● Stored rows:
*****
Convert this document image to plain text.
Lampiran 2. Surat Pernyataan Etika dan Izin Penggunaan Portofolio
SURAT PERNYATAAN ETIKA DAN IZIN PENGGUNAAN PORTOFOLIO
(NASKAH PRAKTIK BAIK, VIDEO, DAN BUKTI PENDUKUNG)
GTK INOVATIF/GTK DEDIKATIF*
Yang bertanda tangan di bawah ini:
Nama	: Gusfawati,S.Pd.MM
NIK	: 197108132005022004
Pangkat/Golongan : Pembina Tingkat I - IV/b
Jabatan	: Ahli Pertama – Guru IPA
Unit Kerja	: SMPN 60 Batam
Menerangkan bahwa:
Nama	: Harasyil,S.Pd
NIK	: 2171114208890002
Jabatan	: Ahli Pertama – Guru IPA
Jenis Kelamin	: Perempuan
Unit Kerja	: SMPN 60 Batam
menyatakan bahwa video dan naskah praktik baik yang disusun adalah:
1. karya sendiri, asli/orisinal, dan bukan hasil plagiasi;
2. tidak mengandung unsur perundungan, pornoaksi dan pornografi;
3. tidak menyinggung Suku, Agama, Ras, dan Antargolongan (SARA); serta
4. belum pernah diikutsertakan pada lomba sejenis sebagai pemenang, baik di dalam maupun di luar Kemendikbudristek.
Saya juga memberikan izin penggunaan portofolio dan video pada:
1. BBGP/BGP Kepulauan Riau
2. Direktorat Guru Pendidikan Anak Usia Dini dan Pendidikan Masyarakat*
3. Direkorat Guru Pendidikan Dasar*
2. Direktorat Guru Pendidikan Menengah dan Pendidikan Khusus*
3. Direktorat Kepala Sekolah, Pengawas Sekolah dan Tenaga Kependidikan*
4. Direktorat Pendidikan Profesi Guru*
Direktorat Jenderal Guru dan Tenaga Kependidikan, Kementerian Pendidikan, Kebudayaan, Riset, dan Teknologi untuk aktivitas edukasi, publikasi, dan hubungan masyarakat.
*****
Exactly as written, please output every entry.

● Exercise solution:
Convert this document image to plain text.
Lampiran 2. Surat Pernyataan Etika dan Izin Penggunaan Portofolio
SURAT PERNYATAAN ETIKA DAN IZIN PENGGUNAAN PORTOFOLIO
(NASKAH PRAKTIK BAIK, VIDEO, DAN BUKTI PENDUKUNG)
GTK INOVATIF/GTK DEDIKATIF*
Yang bertanda tangan di bawah ini:
Nama	: Gusfawati,S.Pd.MM
NIK	: 197108132005022004
Pangkat/Golongan : Pembina Tingkat I - IV/b
Jabatan	: Ahli Pertama – Guru IPA
Unit Kerja	: SMPN 60 Batam
Menerangkan bahwa:
Nama	: Harasyil,S.Pd
NIK	: 2171114208890002
Jabatan	: Ahli Pertama – Guru IPA
Jenis Kelamin	: Perempuan
Unit Kerja	: SMPN 60 Batam
menyatakan bahwa video dan naskah praktik baik yang disusun adalah:
1. karya sendiri, asli/orisinal, dan bukan hasil plagiasi;
2. tidak mengandung unsur perundungan, pornoaksi dan pornografi;
3. tidak menyinggung Suku, Agama, Ras, dan Antargolongan (SARA); serta
4. belum pernah diikutsertakan pada lomba sejenis sebagai pemenang, baik di dalam maupun di luar Kemendikbudristek.
Saya juga memberikan izin penggunaan portofolio dan video pada:
1. BBGP/BGP Kepulauan Riau
2. Direktorat Guru Pendidikan Anak Usia Dini dan Pendidikan Masyarakat*
3. Direkorat Guru Pendidikan Dasar*
2. Direktorat Guru Pendidikan Menengah dan Pendidikan Khusus*
3. Direktorat Kepala Sekolah, Pengawas Sekolah dan Tenaga Kependidikan*
4. Direktorat Pendidikan Profesi Guru*
Direktorat Jenderal Guru dan Tenaga Kependidikan, Kementerian Pendidikan, Kebudayaan, Riset, dan Teknologi untuk aktivitas edukasi, publikasi, dan hubungan masyarakat.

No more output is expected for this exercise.